> [OBJECTIVE] Count every line of the listing where the string "name" occurs, and reply with the count alone.
── SUPPLIED MATERIAL
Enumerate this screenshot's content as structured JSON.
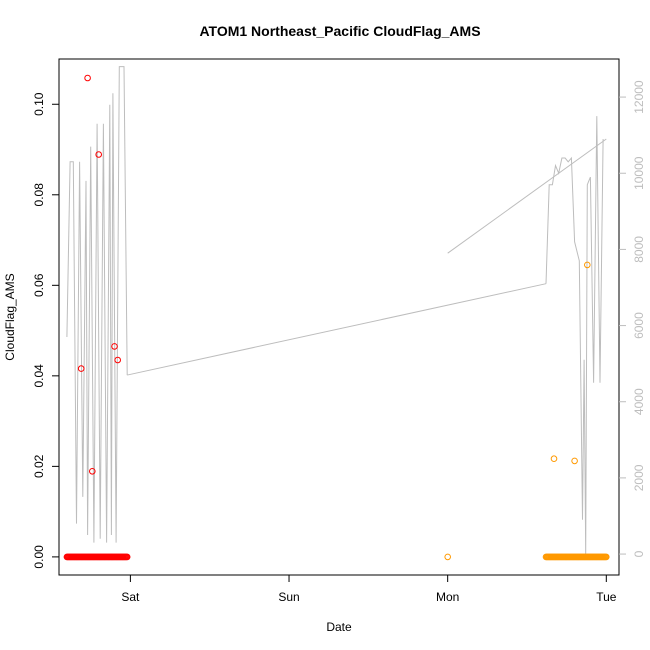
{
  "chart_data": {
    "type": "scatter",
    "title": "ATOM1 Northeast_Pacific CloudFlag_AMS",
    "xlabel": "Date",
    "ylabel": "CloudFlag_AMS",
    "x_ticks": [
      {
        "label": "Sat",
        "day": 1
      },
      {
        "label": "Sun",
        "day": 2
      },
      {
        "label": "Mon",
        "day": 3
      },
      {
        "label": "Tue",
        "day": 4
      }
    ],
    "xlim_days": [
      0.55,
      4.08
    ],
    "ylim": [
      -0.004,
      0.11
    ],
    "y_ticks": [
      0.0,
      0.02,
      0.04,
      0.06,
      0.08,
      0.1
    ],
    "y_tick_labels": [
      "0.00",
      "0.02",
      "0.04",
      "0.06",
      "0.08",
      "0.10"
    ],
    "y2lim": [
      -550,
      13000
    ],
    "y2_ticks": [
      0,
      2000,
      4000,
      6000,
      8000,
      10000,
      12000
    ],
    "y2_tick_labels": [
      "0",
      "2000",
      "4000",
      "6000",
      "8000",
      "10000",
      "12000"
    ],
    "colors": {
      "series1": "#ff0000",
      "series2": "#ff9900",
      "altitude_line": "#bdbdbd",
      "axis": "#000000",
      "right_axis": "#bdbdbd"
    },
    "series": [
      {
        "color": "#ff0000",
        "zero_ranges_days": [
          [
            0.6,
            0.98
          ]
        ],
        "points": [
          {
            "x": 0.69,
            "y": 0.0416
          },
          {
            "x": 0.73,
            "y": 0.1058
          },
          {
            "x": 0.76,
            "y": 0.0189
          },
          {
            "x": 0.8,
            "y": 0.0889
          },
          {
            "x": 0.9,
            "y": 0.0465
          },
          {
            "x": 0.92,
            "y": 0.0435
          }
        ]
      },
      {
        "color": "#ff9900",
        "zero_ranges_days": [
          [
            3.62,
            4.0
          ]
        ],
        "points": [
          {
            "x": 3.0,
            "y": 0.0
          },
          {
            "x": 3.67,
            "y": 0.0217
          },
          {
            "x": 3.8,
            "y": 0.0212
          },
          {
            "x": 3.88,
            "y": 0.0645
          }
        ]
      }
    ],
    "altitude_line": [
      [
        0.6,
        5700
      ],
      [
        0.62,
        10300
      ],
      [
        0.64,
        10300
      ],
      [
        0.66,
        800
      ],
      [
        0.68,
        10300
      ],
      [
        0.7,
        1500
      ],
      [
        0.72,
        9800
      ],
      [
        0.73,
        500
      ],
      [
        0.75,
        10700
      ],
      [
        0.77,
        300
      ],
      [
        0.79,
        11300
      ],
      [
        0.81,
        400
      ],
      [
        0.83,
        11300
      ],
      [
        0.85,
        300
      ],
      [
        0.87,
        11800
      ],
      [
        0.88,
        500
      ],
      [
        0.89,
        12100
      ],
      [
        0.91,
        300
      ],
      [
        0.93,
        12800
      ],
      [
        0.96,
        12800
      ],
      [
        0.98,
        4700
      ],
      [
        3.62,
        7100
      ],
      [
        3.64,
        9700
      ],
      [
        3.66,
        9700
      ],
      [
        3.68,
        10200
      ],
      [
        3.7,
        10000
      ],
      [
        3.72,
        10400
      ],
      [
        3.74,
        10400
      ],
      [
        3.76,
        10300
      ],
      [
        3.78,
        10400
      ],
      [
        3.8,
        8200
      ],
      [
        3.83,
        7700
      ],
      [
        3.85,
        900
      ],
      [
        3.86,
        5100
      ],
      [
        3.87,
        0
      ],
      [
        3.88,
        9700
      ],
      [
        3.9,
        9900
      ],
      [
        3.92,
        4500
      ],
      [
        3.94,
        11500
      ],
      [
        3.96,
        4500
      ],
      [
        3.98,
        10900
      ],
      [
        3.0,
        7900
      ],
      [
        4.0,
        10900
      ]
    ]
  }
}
────
── SUPPLIED MATERIAL
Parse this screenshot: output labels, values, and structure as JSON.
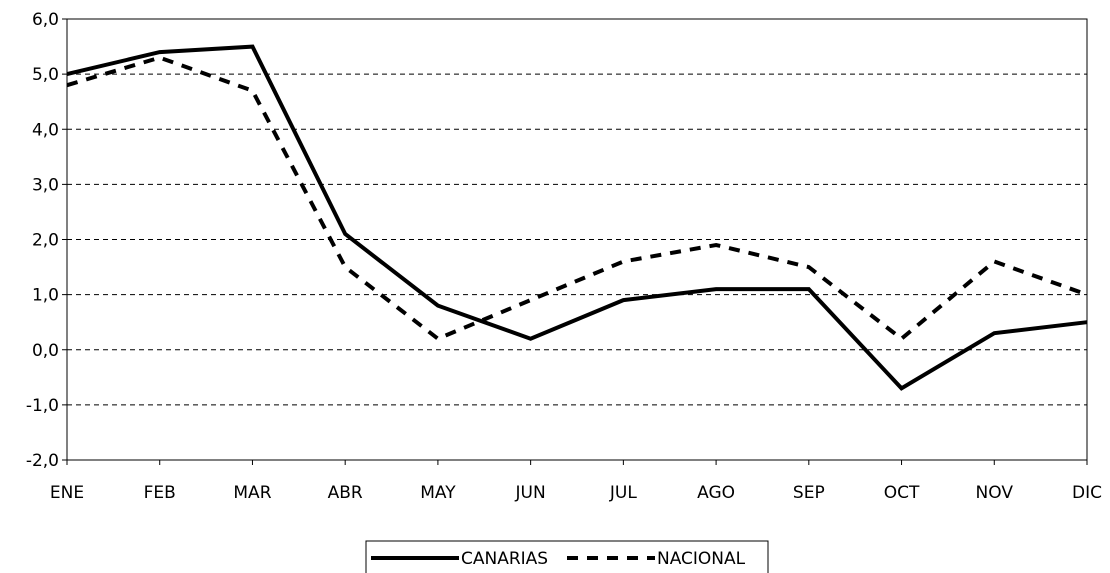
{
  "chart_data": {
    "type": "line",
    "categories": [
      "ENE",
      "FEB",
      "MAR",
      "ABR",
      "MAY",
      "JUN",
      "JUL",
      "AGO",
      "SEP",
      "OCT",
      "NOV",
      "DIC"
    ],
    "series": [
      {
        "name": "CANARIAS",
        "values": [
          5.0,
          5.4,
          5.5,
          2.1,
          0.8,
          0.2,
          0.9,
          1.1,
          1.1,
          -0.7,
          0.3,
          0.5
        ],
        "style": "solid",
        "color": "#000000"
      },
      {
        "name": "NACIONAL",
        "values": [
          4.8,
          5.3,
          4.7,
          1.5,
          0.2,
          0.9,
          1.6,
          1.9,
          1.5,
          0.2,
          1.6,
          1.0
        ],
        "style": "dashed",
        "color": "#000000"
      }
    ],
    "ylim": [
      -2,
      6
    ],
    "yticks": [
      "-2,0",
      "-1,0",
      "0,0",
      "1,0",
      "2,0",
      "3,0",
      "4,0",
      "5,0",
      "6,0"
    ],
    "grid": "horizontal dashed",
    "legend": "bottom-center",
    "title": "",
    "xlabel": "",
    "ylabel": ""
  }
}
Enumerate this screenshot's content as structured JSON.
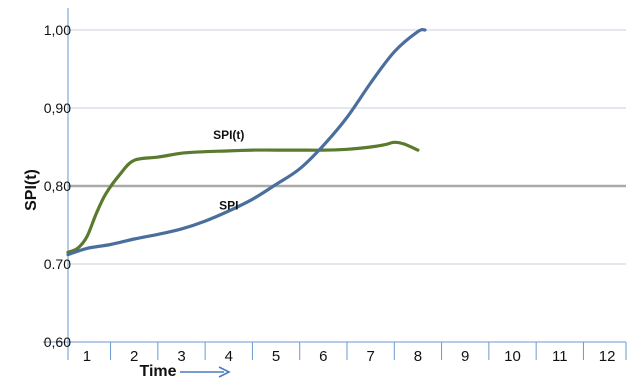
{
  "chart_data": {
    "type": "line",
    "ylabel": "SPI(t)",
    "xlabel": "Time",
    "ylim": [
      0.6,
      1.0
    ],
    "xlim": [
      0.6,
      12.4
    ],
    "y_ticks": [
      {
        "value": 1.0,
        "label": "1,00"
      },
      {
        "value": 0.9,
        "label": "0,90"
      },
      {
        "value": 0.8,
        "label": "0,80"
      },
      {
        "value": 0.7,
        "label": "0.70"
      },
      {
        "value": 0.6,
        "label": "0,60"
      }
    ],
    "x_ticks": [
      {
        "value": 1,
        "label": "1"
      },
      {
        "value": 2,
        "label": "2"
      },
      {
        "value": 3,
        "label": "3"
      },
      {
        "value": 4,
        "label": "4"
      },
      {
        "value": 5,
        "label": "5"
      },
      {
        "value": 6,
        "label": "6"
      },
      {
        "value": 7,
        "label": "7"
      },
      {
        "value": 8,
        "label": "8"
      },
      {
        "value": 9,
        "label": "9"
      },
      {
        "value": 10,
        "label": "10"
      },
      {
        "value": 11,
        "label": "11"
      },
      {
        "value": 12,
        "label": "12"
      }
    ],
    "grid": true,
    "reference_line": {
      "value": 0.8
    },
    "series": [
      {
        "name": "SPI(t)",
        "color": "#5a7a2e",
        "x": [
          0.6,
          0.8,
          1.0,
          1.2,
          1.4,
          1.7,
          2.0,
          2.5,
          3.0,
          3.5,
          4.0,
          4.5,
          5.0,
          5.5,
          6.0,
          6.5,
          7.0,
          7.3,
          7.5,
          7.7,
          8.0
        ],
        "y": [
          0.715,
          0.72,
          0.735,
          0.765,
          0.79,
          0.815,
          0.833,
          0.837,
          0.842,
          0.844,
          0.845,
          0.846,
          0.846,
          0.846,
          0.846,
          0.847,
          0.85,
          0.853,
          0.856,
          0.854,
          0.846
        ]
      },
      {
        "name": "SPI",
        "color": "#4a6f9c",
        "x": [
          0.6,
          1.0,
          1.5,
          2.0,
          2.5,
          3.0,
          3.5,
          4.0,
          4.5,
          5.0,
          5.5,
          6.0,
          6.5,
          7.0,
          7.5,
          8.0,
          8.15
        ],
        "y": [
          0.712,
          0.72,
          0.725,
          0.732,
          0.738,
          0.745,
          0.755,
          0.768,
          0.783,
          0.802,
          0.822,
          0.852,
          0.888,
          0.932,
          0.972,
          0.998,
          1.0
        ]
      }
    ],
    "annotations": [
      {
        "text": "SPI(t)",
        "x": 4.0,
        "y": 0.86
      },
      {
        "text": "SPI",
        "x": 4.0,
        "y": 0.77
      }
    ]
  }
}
────
> [SOLUTION] 4